◆ TO DO
Identify all lines below that hold "General" and collect them.

(Data records)
=-=-=-=-=

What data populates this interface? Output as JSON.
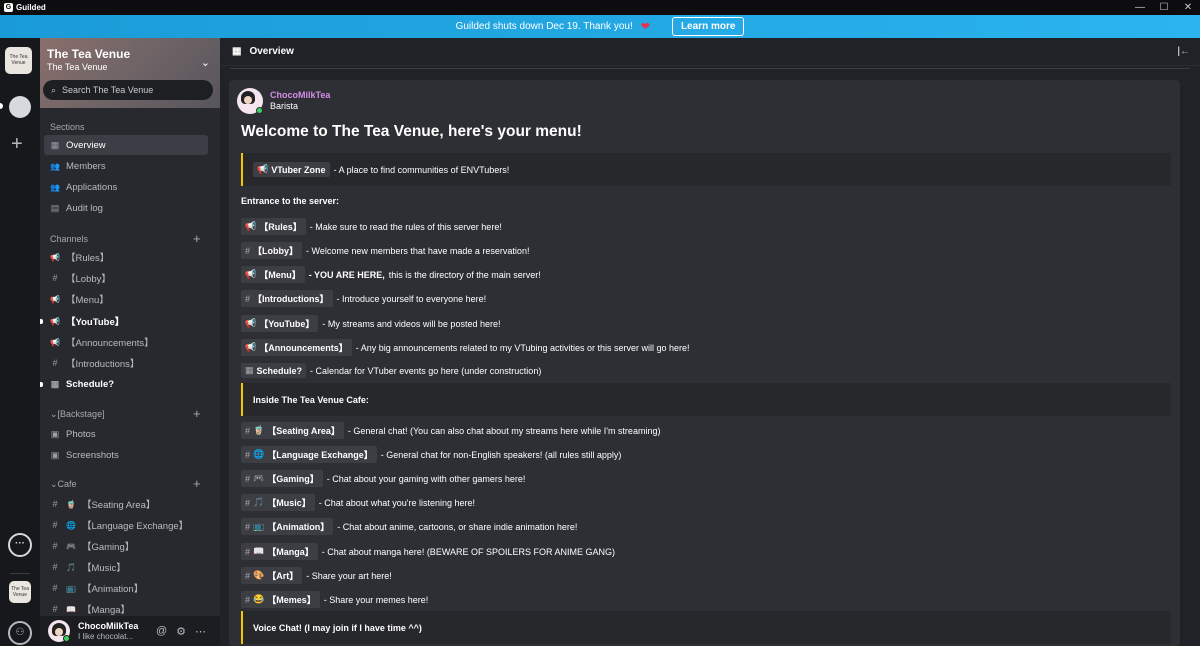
{
  "titlebar": {
    "app_name": "Guilded",
    "minimize": "—",
    "maximize": "☐",
    "close": "✕"
  },
  "banner": {
    "text": "Guilded shuts down Dec 19. Thank you!",
    "heart": "❤",
    "button": "Learn more"
  },
  "rail": {
    "server_tile_text": "The Tea Venue",
    "plus": "+",
    "chat_icon": "chat-bubble-icon"
  },
  "sidebar": {
    "server_name": "The Tea Venue",
    "server_subtitle": "The Tea Venue",
    "search_placeholder": "Search The Tea Venue",
    "sections_label": "Sections",
    "sections": [
      {
        "label": "Overview",
        "icon": "▦"
      },
      {
        "label": "Members",
        "icon": "👥"
      },
      {
        "label": "Applications",
        "icon": "👥"
      },
      {
        "label": "Audit log",
        "icon": "▤"
      }
    ],
    "channels_label": "Channels",
    "channels": [
      {
        "label": "【Rules】",
        "icon": "📢"
      },
      {
        "label": "【Lobby】",
        "icon": "#"
      },
      {
        "label": "【Menu】",
        "icon": "📢"
      },
      {
        "label": "【YouTube】",
        "icon": "📢"
      },
      {
        "label": "【Announcements】",
        "icon": "📢"
      },
      {
        "label": "【Introductions】",
        "icon": "#"
      },
      {
        "label": "Schedule?",
        "icon": "▦"
      }
    ],
    "backstage_label": "[Backstage]",
    "backstage": [
      {
        "label": "Photos",
        "icon": "▣"
      },
      {
        "label": "Screenshots",
        "icon": "▣"
      }
    ],
    "cafe_label": "Cafe",
    "cafe": [
      {
        "label": "【Seating Area】",
        "icon": "#",
        "emoji": "🧋"
      },
      {
        "label": "【Language Exchange】",
        "icon": "#",
        "emoji": "🌐"
      },
      {
        "label": "【Gaming】",
        "icon": "#",
        "emoji": "🎮"
      },
      {
        "label": "【Music】",
        "icon": "#",
        "emoji": "🎵"
      },
      {
        "label": "【Animation】",
        "icon": "#",
        "emoji": "📺"
      },
      {
        "label": "【Manga】",
        "icon": "#",
        "emoji": "📖"
      }
    ],
    "user": {
      "name": "ChocoMilkTea",
      "status": "I like chocolat...",
      "icons": [
        "@",
        "⚙",
        "⋯"
      ]
    }
  },
  "main": {
    "title": "Overview",
    "post": {
      "author": "ChocoMilkTea",
      "role": "Barista",
      "heading": "Welcome to The Tea Venue, here's your menu!",
      "vtuber_zone": {
        "tag": "VTuber Zone",
        "icon": "📢",
        "text": "- A place to find communities of ENVTubers!"
      },
      "entrance_label": "Entrance to the server:",
      "entrance": [
        {
          "icon": "📢",
          "tag": "【Rules】",
          "text": "- Make sure to read the rules of this server here!"
        },
        {
          "icon": "#",
          "tag": "【Lobby】",
          "text": "- Welcome new members that have made a reservation!"
        },
        {
          "icon": "📢",
          "tag": "【Menu】",
          "text_bold": "- YOU ARE HERE,",
          "text": "this is the directory of the main server!"
        },
        {
          "icon": "#",
          "tag": "【Introductions】",
          "text": "- Introduce yourself to everyone here!"
        },
        {
          "icon": "📢",
          "tag": "【YouTube】",
          "text": "- My streams and videos will be posted here!"
        },
        {
          "icon": "📢",
          "tag": "【Announcements】",
          "text": "- Any big announcements related to my VTubing activities or this server will go here!"
        },
        {
          "icon": "▦",
          "tag": "Schedule?",
          "text": "- Calendar for VTuber events go here (under construction)"
        }
      ],
      "cafe_label": "Inside The Tea Venue Cafe:",
      "cafe": [
        {
          "icon": "#",
          "emoji": "🧋",
          "tag": "【Seating Area】",
          "text": "- General chat! (You can also chat about my streams here while I'm streaming)"
        },
        {
          "icon": "#",
          "emoji": "🌐",
          "tag": "【Language Exchange】",
          "text": "- General chat for non-English speakers! (all rules still apply)"
        },
        {
          "icon": "#",
          "emoji": "🎮",
          "tag": "【Gaming】",
          "text": "- Chat about your gaming with other gamers here!"
        },
        {
          "icon": "#",
          "emoji": "🎵",
          "tag": "【Music】",
          "text": "- Chat about what you're listening here!"
        },
        {
          "icon": "#",
          "emoji": "📺",
          "tag": "【Animation】",
          "text": "- Chat about anime, cartoons, or share indie animation here!"
        },
        {
          "icon": "#",
          "emoji": "📖",
          "tag": "【Manga】",
          "text": "- Chat about manga here! (BEWARE OF SPOILERS FOR ANIME GANG)"
        },
        {
          "icon": "#",
          "emoji": "🎨",
          "tag": "【Art】",
          "text": "- Share your art here!"
        },
        {
          "icon": "#",
          "emoji": "😂",
          "tag": "【Memes】",
          "text": "- Share your memes here!"
        }
      ],
      "voice_label": "Voice Chat! (I may join if I have time ^^)"
    }
  },
  "colors": {
    "accent": "#f5c400",
    "banner": "#1a9bd7",
    "author": "#d38ee8",
    "online": "#3ecf63"
  }
}
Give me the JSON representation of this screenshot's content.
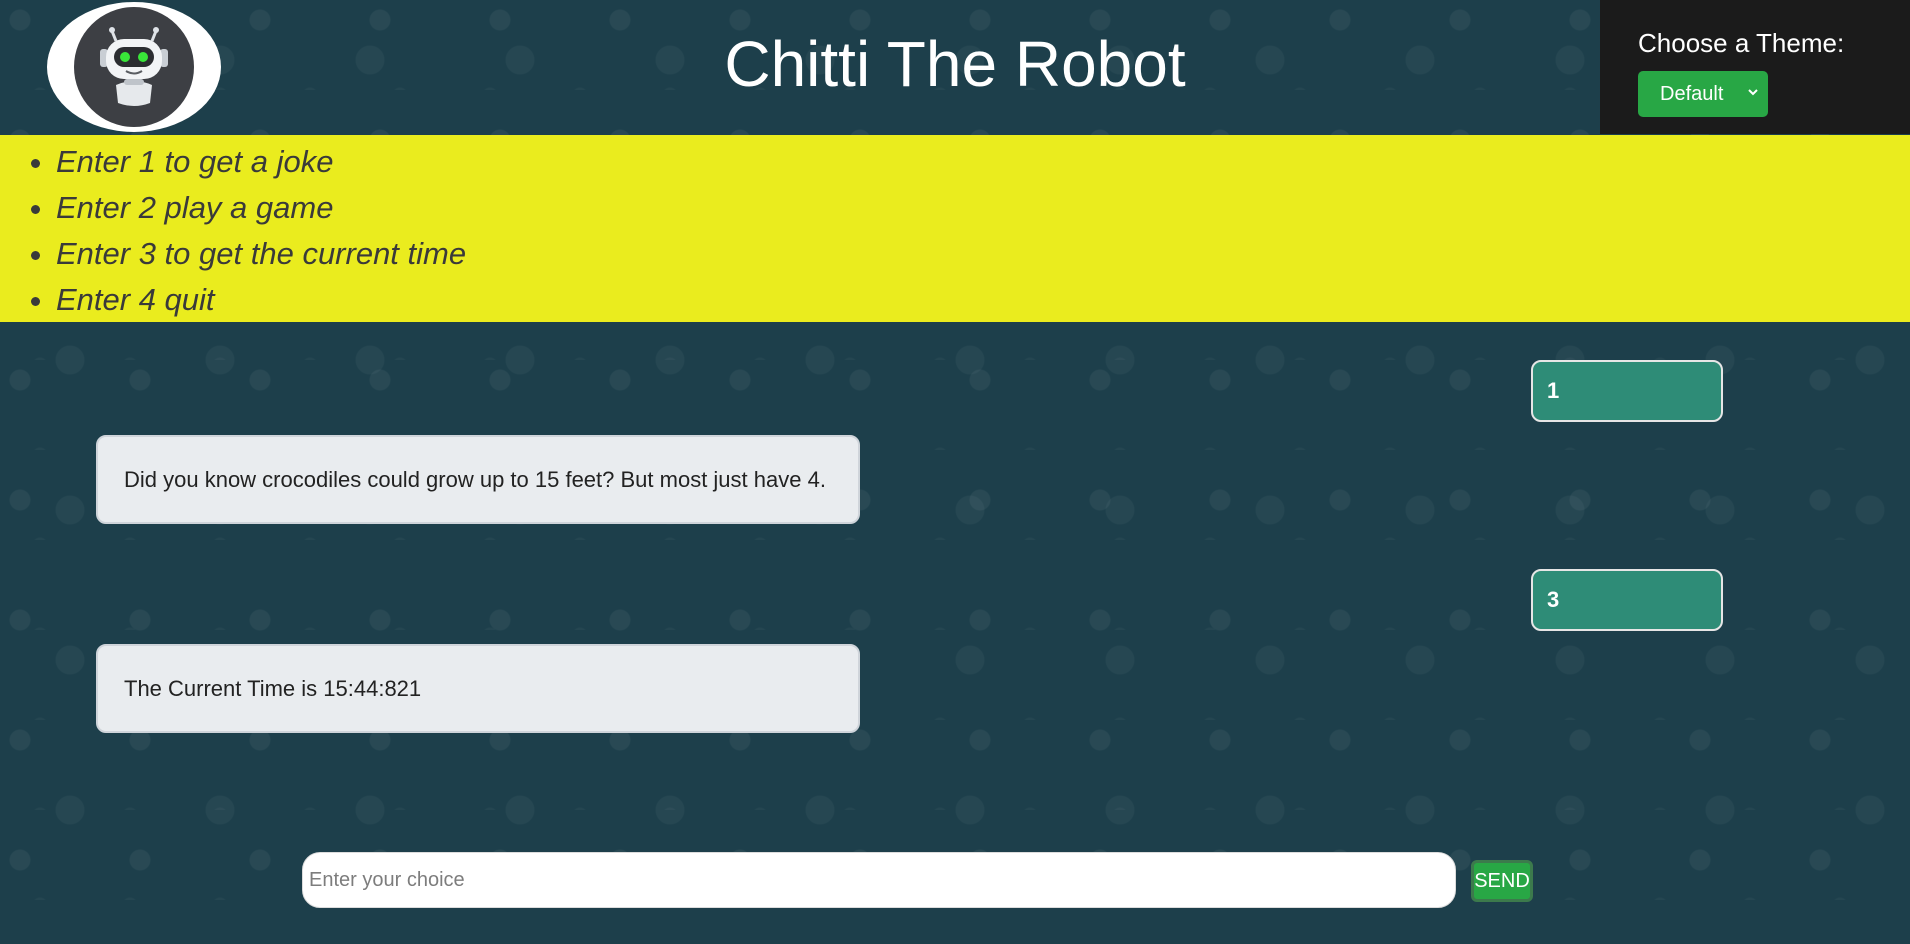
{
  "app": {
    "title": "Chitti The Robot"
  },
  "theme": {
    "label": "Choose a Theme:",
    "selected": "Default",
    "button_color": "#28a745"
  },
  "menu": {
    "items": [
      "Enter 1 to get a joke",
      "Enter 2 play a game",
      "Enter 3 to get the current time",
      "Enter 4 quit"
    ],
    "background": "#eaec1e"
  },
  "chat": {
    "messages": [
      {
        "sender": "user",
        "text": "1"
      },
      {
        "sender": "bot",
        "text": "Did you know crocodiles could grow up to 15 feet? But most just have 4."
      },
      {
        "sender": "user",
        "text": "3"
      },
      {
        "sender": "bot",
        "text": "The Current Time is 15:44:821"
      }
    ]
  },
  "input": {
    "placeholder": "Enter your choice",
    "value": "",
    "send_label": "SEND"
  },
  "icons": {
    "logo": "robot-icon",
    "theme_dropdown": "chevron-down-icon"
  }
}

=-=-=-=-=

◆ OUTPUT OF THE EXERCISE
          "text": "- General chat! (You can also chat about my streams here while I'm streaming)"
          "text": "- General chat for non-English speakers! (all rules still apply)"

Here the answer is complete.